======== Extracted entries

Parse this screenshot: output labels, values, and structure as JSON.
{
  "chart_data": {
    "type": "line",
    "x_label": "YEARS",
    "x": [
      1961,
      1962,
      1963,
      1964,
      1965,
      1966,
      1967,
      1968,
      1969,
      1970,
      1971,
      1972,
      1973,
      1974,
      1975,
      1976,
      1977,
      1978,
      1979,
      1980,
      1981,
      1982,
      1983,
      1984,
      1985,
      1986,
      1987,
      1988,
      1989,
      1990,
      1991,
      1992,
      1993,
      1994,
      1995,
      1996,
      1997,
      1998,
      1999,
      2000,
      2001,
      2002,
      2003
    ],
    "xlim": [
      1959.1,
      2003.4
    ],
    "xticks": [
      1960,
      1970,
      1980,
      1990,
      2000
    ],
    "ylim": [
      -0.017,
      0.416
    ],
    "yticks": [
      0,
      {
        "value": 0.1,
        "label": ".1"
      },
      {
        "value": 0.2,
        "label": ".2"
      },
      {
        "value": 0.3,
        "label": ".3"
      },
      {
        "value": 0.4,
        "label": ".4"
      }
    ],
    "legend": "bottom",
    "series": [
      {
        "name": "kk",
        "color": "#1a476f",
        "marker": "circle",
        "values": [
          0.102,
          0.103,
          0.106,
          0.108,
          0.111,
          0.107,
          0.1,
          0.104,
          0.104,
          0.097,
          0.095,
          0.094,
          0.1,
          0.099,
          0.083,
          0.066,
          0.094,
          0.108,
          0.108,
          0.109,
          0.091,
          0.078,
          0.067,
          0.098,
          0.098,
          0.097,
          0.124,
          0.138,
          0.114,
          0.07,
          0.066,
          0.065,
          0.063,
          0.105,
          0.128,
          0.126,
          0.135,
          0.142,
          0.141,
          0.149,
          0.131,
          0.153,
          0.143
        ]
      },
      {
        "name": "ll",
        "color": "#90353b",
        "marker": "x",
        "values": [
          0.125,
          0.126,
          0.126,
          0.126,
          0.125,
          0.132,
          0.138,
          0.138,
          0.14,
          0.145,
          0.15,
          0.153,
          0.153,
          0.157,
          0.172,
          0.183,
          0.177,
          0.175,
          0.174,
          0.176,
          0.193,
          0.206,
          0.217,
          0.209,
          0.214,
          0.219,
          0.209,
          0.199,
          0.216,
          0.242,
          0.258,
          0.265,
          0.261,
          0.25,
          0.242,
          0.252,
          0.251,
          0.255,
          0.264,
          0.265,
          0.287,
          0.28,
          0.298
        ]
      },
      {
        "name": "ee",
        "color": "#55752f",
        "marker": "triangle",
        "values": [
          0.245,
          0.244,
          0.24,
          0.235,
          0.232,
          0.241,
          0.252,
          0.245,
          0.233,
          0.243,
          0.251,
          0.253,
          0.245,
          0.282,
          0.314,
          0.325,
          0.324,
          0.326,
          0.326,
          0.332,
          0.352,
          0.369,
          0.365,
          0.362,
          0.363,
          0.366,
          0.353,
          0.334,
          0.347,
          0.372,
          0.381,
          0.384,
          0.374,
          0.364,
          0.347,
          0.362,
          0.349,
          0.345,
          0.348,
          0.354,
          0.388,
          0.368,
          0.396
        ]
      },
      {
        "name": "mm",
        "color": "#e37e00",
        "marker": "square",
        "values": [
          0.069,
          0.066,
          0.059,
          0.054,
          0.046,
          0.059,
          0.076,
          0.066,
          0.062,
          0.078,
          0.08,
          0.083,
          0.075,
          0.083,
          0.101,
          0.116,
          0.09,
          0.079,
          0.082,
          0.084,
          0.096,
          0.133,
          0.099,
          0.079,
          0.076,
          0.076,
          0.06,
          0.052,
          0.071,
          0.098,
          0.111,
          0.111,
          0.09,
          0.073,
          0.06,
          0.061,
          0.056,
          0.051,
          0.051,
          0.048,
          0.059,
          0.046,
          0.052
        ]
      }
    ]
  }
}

================

> _Work instructions_
Print all of the entries exactly as they appear.

> _Exercise result_
Parse this screenshot: output labels, values, and structure as JSON.
{
  "chart_data": {
    "type": "line",
    "x_label": "YEARS",
    "x": [
      1961,
      1962,
      1963,
      1964,
      1965,
      1966,
      1967,
      1968,
      1969,
      1970,
      1971,
      1972,
      1973,
      1974,
      1975,
      1976,
      1977,
      1978,
      1979,
      1980,
      1981,
      1982,
      1983,
      1984,
      1985,
      1986,
      1987,
      1988,
      1989,
      1990,
      1991,
      1992,
      1993,
      1994,
      1995,
      1996,
      1997,
      1998,
      1999,
      2000,
      2001,
      2002,
      2003
    ],
    "xlim": [
      1959.1,
      2003.4
    ],
    "xticks": [
      1960,
      1970,
      1980,
      1990,
      2000
    ],
    "ylim": [
      -0.017,
      0.416
    ],
    "yticks": [
      0,
      {
        "value": 0.1,
        "label": ".1"
      },
      {
        "value": 0.2,
        "label": ".2"
      },
      {
        "value": 0.3,
        "label": ".3"
      },
      {
        "value": 0.4,
        "label": ".4"
      }
    ],
    "legend": "bottom",
    "series": [
      {
        "name": "kk",
        "color": "#1a476f",
        "marker": "circle",
        "values": [
          0.102,
          0.103,
          0.106,
          0.108,
          0.111,
          0.107,
          0.1,
          0.104,
          0.104,
          0.097,
          0.095,
          0.094,
          0.1,
          0.099,
          0.083,
          0.066,
          0.094,
          0.108,
          0.108,
          0.109,
          0.091,
          0.078,
          0.067,
          0.098,
          0.098,
          0.097,
          0.124,
          0.138,
          0.114,
          0.07,
          0.066,
          0.065,
          0.063,
          0.105,
          0.128,
          0.126,
          0.135,
          0.142,
          0.141,
          0.149,
          0.131,
          0.153,
          0.143
        ]
      },
      {
        "name": "ll",
        "color": "#90353b",
        "marker": "x",
        "values": [
          0.125,
          0.126,
          0.126,
          0.126,
          0.125,
          0.132,
          0.138,
          0.138,
          0.14,
          0.145,
          0.15,
          0.153,
          0.153,
          0.157,
          0.172,
          0.183,
          0.177,
          0.175,
          0.174,
          0.176,
          0.193,
          0.206,
          0.217,
          0.209,
          0.214,
          0.219,
          0.209,
          0.199,
          0.216,
          0.242,
          0.258,
          0.265,
          0.261,
          0.25,
          0.242,
          0.252,
          0.251,
          0.255,
          0.264,
          0.265,
          0.287,
          0.28,
          0.298
        ]
      },
      {
        "name": "ee",
        "color": "#55752f",
        "marker": "triangle",
        "values": [
          0.245,
          0.244,
          0.24,
          0.235,
          0.232,
          0.241,
          0.252,
          0.245,
          0.233,
          0.243,
          0.251,
          0.253,
          0.245,
          0.282,
          0.314,
          0.325,
          0.324,
          0.326,
          0.326,
          0.332,
          0.352,
          0.369,
          0.365,
          0.362,
          0.363,
          0.366,
          0.353,
          0.334,
          0.347,
          0.372,
          0.381,
          0.384,
          0.374,
          0.364,
          0.347,
          0.362,
          0.349,
          0.345,
          0.348,
          0.354,
          0.388,
          0.368,
          0.396
        ]
      },
      {
        "name": "mm",
        "color": "#e37e00",
        "marker": "square",
        "values": [
          0.069,
          0.066,
          0.059,
          0.054,
          0.046,
          0.059,
          0.076,
          0.066,
          0.062,
          0.078,
          0.08,
          0.083,
          0.075,
          0.083,
          0.101,
          0.116,
          0.09,
          0.079,
          0.082,
          0.084,
          0.096,
          0.133,
          0.099,
          0.079,
          0.076,
          0.076,
          0.06,
          0.052,
          0.071,
          0.098,
          0.111,
          0.111,
          0.09,
          0.073,
          0.06,
          0.061,
          0.056,
          0.051,
          0.051,
          0.048,
          0.059,
          0.046,
          0.052
        ]
      }
    ]
  }
}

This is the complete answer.